◆ **Written problem**
Identify the lines that contain the string "minmax" and copy all of them.

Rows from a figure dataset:
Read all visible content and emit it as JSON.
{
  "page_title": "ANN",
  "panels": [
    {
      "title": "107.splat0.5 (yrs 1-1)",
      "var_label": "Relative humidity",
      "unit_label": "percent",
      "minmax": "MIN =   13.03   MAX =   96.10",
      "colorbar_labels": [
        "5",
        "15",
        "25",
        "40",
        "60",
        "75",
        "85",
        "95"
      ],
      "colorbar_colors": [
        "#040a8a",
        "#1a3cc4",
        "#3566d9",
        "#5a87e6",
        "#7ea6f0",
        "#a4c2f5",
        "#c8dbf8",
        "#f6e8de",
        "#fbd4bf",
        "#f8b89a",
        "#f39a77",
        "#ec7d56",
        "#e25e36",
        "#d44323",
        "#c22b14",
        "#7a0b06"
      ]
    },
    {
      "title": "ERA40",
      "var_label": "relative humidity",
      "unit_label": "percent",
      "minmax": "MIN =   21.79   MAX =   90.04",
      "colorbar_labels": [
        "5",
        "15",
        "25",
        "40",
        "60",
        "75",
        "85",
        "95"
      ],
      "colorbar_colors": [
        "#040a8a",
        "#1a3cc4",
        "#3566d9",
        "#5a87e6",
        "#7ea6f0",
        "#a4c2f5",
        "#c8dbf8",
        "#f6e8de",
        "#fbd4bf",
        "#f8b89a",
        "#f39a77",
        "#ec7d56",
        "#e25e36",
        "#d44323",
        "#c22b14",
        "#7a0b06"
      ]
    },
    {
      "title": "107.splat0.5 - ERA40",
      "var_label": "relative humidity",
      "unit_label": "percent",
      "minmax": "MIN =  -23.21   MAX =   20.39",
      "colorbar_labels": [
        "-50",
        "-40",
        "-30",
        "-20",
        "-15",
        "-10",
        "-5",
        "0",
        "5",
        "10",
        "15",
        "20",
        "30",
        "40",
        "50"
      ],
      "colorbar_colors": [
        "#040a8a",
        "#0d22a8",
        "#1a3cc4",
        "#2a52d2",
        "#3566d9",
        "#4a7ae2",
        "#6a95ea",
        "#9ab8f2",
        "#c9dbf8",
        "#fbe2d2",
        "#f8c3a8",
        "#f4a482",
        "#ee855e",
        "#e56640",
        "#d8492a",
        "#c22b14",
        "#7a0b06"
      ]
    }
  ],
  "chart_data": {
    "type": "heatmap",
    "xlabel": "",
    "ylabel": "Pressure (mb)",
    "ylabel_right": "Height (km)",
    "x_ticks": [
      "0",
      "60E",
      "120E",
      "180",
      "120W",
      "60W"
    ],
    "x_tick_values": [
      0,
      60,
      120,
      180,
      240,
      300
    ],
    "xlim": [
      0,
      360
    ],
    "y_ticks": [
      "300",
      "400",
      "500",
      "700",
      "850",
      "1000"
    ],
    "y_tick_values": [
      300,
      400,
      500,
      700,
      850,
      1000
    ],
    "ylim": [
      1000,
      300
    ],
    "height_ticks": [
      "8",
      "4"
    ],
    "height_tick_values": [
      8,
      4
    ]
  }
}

◆ **The completed task**
      "minmax": "MIN =   13.03   MAX =   96.10",
      "minmax": "MIN =   21.79   MAX =   90.04",
      "minmax": "MIN =  -23.21   MAX =   20.39",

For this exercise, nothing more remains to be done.